→ THE TASK: Check each line of the material below for "vortex", then copy the ones that contain it.

-- Begin --

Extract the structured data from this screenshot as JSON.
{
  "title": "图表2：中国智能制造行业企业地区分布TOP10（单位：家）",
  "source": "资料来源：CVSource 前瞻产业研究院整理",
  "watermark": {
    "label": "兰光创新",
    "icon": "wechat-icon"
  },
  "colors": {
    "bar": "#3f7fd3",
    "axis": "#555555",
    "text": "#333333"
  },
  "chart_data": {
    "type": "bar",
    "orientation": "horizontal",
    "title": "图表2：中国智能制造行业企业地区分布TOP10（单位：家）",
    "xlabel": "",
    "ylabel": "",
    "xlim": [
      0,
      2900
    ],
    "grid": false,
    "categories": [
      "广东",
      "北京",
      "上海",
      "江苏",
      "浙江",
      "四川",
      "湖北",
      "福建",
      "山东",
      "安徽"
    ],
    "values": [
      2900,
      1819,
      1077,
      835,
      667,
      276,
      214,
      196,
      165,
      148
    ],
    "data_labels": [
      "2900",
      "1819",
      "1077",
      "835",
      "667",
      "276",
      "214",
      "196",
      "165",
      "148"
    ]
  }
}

-- End --
-- Begin --

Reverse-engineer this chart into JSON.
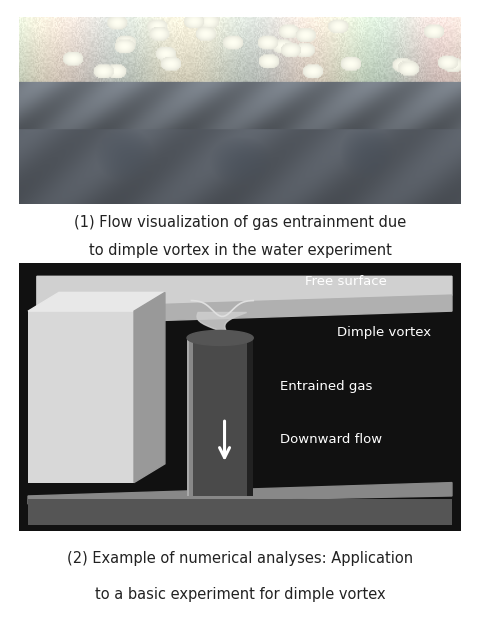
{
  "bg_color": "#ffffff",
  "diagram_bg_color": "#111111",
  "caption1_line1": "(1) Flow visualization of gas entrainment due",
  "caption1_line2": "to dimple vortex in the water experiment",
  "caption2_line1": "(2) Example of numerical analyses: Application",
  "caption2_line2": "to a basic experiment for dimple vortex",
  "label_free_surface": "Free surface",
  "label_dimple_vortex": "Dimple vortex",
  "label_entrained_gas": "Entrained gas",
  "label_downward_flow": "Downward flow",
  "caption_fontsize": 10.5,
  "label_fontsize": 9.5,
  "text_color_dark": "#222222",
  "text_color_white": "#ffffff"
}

-- End --
-- Begin --

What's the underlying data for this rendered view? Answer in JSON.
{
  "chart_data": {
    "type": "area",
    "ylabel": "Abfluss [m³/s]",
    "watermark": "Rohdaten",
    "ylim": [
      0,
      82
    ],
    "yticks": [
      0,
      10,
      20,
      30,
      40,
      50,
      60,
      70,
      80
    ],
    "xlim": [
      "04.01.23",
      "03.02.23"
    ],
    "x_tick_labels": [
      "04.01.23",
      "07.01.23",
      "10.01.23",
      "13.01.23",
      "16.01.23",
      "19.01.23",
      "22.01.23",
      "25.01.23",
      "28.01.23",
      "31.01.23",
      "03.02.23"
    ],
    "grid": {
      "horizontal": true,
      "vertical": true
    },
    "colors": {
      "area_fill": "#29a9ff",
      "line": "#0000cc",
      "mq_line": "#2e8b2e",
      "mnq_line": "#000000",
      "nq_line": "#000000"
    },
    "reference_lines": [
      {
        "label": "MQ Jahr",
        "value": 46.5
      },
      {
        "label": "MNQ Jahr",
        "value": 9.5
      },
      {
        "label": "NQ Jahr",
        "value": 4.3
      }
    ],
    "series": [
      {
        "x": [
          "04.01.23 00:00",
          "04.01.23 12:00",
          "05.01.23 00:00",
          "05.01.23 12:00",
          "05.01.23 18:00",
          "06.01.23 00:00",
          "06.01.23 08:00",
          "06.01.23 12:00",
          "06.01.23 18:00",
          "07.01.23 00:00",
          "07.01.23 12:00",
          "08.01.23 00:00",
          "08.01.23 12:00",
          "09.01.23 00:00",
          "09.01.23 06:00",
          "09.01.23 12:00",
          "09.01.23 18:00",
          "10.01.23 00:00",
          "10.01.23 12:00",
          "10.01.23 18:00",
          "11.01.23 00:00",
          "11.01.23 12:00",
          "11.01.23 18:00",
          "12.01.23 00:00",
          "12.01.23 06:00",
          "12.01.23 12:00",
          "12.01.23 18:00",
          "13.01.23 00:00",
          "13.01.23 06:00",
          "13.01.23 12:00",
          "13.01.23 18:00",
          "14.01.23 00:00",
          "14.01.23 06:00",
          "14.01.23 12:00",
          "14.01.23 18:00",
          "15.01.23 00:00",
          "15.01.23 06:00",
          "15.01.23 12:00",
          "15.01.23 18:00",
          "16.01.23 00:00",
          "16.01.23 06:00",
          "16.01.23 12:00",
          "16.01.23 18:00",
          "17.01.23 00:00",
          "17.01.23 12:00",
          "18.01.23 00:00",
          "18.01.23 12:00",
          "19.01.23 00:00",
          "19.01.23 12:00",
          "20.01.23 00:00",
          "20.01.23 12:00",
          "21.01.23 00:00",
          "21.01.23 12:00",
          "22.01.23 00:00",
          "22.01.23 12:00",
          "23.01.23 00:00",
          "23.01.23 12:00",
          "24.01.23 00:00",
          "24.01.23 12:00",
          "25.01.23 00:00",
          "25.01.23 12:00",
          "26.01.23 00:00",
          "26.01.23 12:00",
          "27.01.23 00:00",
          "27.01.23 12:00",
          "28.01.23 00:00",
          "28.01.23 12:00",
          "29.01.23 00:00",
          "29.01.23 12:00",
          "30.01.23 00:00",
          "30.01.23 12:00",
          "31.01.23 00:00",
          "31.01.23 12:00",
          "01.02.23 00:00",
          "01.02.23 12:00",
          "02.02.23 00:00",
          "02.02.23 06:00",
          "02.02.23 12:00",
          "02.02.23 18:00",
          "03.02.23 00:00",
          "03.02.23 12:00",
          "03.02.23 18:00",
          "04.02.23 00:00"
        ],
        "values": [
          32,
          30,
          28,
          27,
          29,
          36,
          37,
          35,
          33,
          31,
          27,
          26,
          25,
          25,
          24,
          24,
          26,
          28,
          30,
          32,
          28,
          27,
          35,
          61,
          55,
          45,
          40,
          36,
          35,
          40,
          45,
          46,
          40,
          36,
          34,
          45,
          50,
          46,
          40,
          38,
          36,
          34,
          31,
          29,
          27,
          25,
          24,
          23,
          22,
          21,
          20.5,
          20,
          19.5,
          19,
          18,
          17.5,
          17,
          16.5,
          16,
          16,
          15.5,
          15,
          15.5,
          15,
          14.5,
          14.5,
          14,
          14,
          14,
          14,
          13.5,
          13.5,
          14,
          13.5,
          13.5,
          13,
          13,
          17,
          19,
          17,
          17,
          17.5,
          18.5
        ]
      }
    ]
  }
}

-- End --

→ ANSWER FOR THE TASK:
  "caption1_line2": "to dimple vortex in the water experiment",
  "caption2_line2": "to a basic experiment for dimple vortex",
  "label_dimple_vortex": "Dimple vortex",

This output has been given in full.